INSTRUCTIONS TO FOLLOW ::
Determine how many lines in the entries below include "word". The reply should be that number and nothing else.

DATA EXCERPTS ::
/---
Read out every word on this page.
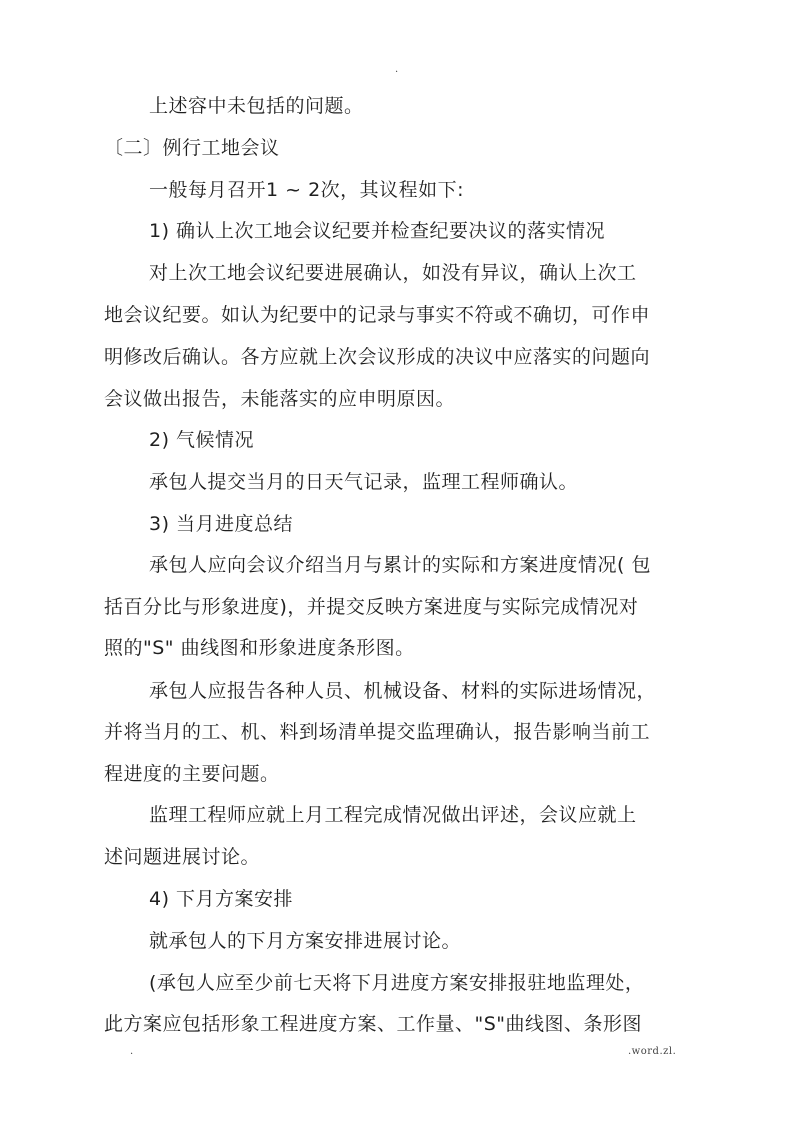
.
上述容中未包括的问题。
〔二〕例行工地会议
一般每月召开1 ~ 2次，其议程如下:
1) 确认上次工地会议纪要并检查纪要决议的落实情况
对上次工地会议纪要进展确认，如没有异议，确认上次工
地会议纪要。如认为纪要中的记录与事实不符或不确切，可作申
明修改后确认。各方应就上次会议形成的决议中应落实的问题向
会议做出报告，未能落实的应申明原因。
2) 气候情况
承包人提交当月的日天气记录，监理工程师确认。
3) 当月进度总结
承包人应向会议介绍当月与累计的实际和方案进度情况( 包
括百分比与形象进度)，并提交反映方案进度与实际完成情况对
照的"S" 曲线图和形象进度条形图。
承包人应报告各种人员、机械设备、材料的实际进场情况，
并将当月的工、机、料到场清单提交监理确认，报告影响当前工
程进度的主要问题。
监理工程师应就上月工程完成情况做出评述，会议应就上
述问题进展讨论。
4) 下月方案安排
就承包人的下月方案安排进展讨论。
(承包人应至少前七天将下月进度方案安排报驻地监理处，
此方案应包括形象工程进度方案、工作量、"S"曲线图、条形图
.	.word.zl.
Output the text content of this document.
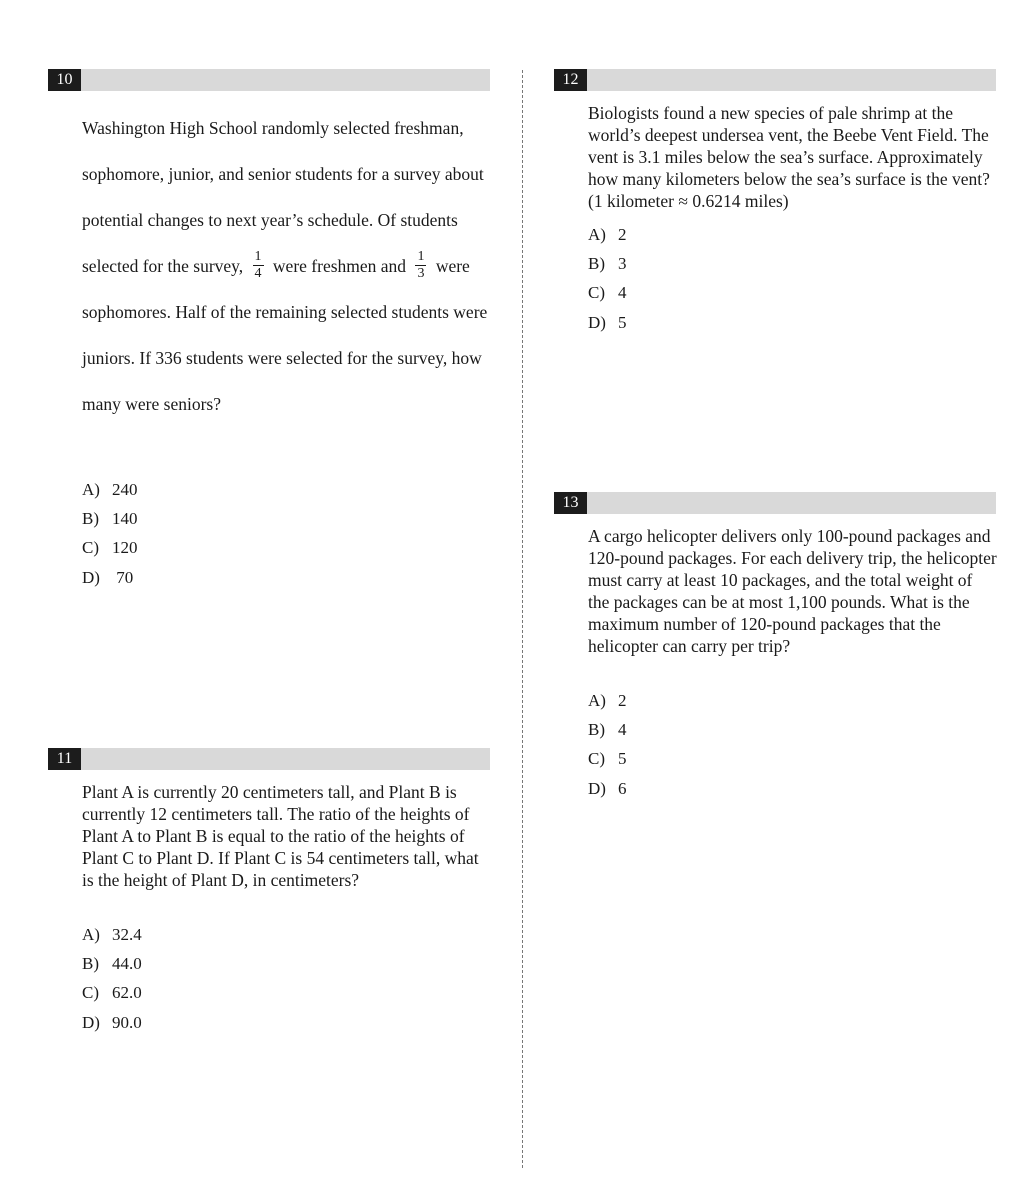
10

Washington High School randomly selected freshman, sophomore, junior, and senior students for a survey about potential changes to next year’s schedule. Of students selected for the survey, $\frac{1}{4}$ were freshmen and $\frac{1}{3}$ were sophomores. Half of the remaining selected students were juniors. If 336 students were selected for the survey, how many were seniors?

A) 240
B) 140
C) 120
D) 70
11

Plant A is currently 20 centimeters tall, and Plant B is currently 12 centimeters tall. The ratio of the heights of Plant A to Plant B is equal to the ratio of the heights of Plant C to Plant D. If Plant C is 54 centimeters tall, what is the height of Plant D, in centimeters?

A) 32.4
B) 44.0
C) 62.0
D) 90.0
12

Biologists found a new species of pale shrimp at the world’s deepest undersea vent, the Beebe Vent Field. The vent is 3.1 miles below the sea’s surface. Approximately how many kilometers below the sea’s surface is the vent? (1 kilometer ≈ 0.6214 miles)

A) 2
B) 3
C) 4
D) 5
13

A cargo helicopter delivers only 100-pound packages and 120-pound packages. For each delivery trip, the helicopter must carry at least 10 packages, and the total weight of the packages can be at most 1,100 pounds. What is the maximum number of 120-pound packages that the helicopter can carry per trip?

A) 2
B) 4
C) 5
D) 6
\---
/---
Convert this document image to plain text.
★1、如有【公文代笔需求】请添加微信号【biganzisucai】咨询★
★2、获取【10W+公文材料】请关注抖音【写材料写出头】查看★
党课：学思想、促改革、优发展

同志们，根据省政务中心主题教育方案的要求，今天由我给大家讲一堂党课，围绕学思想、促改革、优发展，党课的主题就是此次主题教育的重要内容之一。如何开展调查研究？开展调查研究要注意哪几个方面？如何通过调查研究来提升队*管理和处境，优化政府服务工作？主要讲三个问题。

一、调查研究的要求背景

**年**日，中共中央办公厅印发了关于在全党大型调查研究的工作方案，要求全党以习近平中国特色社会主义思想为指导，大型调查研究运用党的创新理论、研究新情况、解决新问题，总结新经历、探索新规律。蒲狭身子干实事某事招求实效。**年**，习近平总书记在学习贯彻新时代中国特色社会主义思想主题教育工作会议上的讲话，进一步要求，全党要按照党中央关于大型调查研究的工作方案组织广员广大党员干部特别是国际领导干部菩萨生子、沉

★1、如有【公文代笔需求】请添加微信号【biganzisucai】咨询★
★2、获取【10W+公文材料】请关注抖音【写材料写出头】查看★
\---
/---
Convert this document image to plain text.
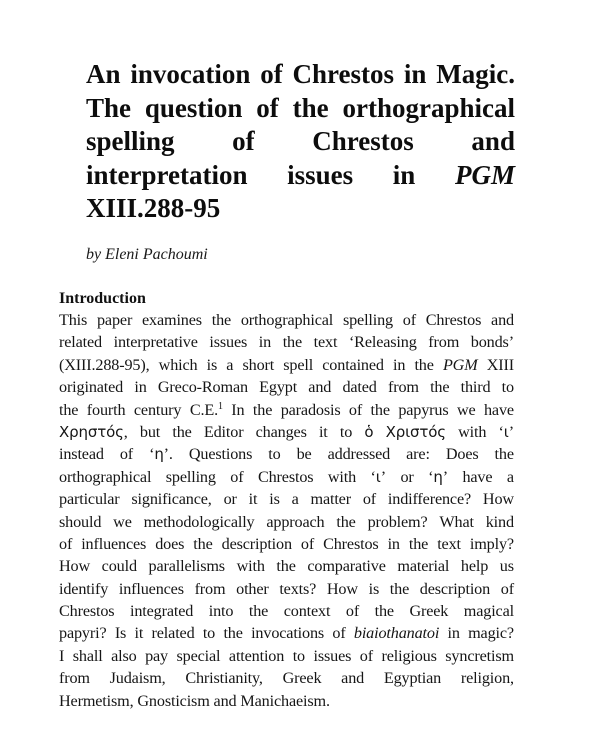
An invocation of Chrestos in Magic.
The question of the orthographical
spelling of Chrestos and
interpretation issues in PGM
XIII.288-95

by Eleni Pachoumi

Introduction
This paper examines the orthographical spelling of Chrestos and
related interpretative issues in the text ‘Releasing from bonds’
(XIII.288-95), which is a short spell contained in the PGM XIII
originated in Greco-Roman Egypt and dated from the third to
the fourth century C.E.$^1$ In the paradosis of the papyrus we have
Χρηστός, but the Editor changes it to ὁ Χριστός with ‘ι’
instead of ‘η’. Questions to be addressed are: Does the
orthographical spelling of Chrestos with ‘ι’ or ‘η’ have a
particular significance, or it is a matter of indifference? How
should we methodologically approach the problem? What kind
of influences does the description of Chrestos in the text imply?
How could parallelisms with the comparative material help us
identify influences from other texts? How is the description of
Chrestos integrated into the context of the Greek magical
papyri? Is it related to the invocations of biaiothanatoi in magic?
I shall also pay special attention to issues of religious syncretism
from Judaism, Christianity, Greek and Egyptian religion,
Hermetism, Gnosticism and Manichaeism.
\---
RESULT FOR THIS TASK ::
2